(GOAL) Read through the records below and copy each line that uses the word "triangle".

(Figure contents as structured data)
▬▬▬
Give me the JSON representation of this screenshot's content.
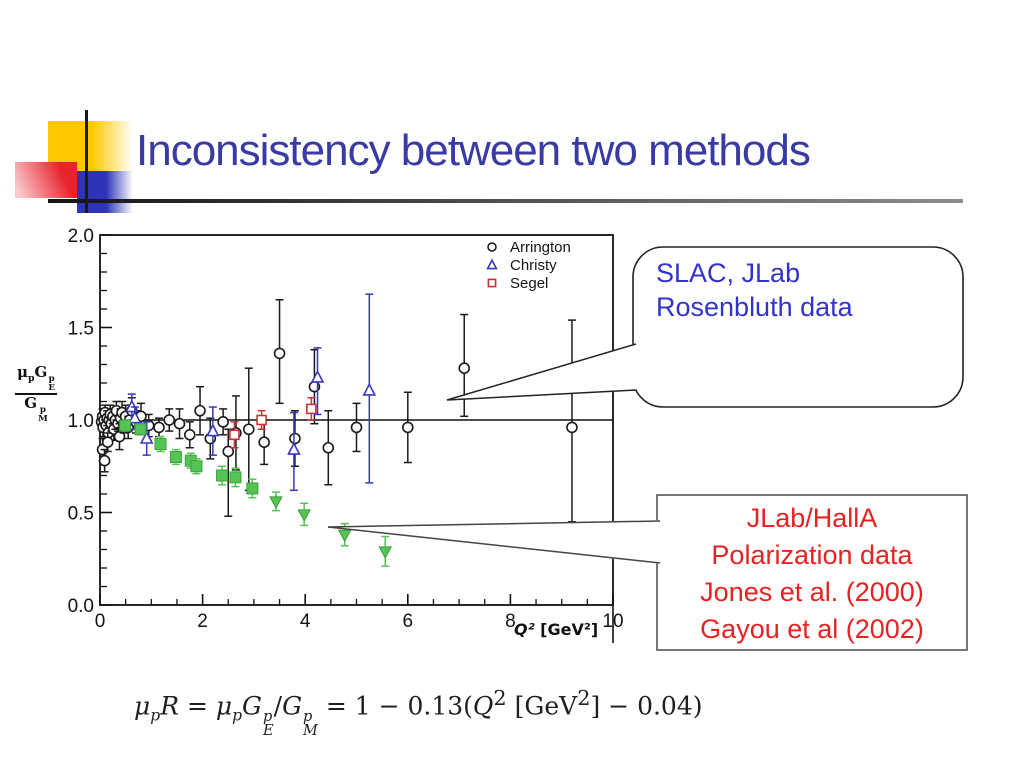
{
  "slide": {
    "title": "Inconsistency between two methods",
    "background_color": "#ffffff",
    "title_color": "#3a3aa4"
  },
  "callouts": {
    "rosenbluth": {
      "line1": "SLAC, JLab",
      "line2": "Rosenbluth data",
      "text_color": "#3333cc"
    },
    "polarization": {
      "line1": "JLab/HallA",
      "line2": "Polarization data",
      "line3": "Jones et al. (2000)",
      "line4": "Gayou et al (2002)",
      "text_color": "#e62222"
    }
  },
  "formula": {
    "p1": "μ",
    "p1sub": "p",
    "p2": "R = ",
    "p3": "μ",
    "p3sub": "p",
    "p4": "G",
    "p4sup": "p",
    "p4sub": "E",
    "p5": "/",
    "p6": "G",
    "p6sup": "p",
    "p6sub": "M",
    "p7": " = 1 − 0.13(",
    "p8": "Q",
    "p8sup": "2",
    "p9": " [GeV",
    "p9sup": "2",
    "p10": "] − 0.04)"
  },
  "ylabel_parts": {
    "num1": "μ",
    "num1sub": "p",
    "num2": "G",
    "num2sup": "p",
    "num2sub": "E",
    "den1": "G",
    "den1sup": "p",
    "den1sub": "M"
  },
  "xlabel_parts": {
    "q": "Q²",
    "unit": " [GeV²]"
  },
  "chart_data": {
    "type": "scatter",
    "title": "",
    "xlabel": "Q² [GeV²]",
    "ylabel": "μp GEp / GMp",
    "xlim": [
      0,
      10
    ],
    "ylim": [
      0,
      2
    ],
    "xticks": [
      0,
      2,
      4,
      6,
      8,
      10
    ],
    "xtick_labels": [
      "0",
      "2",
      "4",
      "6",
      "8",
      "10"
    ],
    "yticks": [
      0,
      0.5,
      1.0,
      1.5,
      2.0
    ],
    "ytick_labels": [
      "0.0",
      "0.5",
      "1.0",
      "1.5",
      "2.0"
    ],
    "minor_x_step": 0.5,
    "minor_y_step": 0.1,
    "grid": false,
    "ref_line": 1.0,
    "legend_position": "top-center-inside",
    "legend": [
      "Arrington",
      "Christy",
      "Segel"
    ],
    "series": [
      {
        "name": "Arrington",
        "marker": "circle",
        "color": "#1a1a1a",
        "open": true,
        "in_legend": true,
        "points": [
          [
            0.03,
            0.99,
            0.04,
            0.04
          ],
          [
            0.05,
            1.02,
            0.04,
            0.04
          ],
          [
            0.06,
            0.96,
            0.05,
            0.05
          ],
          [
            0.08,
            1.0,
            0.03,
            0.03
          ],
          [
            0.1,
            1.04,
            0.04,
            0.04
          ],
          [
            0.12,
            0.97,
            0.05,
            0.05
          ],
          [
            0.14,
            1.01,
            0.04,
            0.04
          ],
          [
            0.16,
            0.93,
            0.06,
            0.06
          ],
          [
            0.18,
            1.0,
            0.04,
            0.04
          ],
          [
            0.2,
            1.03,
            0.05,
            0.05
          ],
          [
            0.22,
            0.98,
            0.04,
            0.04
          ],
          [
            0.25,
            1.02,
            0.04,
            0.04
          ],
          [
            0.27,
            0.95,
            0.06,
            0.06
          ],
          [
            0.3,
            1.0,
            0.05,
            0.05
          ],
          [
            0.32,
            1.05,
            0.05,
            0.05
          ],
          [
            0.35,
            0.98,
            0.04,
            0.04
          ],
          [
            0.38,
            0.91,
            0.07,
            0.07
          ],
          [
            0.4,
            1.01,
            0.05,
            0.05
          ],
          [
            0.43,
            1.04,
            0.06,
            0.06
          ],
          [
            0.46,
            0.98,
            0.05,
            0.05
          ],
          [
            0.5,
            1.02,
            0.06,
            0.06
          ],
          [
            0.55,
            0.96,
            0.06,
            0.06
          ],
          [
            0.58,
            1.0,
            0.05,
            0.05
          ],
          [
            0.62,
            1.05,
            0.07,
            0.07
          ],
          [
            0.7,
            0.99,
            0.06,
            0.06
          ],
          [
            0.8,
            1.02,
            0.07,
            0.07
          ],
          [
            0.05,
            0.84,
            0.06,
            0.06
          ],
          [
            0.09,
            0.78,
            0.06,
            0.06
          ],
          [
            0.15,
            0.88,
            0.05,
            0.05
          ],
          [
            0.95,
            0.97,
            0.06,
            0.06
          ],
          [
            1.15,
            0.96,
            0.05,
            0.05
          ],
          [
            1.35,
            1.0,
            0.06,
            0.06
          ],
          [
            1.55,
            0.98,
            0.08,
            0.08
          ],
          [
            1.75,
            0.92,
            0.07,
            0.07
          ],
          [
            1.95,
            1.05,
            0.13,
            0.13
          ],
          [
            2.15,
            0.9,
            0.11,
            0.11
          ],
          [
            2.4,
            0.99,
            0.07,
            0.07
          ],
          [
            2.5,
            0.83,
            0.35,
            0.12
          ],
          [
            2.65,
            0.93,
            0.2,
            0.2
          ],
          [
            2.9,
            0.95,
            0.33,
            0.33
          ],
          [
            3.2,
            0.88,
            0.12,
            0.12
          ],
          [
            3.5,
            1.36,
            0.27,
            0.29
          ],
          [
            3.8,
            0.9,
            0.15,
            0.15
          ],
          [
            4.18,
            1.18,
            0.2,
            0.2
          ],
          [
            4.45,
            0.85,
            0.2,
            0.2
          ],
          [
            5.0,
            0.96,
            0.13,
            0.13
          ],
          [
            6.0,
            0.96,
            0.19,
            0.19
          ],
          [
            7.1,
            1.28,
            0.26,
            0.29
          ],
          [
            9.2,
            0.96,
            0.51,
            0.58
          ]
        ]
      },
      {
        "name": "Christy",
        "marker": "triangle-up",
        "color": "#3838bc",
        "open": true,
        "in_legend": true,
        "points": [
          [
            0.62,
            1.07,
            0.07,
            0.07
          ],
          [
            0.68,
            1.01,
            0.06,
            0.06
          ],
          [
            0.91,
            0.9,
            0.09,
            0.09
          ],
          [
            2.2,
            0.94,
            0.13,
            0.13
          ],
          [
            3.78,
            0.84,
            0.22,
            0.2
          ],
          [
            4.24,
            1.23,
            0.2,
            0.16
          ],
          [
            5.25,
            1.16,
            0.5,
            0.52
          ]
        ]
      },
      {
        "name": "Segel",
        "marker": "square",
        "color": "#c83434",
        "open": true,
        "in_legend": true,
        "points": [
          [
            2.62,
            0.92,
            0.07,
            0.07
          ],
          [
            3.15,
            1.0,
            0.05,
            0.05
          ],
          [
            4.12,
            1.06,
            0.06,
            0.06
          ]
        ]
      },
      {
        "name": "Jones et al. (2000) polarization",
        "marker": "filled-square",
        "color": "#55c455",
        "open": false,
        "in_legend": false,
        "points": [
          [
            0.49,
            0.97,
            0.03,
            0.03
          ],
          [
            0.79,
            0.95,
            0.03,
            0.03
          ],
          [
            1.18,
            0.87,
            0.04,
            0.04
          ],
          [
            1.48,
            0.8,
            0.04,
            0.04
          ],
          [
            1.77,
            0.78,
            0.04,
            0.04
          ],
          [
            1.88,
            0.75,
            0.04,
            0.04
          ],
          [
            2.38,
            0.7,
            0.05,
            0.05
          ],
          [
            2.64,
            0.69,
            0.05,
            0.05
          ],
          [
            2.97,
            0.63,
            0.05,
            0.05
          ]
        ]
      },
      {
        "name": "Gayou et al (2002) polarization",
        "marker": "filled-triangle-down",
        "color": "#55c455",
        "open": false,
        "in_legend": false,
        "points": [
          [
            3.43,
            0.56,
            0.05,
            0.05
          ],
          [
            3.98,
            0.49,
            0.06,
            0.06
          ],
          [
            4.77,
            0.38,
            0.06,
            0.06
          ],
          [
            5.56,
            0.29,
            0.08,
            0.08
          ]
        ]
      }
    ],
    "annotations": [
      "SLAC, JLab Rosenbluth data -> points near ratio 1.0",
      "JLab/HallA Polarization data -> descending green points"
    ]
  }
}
▬▬▬
(FINAL ANSWER)
        "marker": "triangle-up",
        "marker": "filled-triangle-down",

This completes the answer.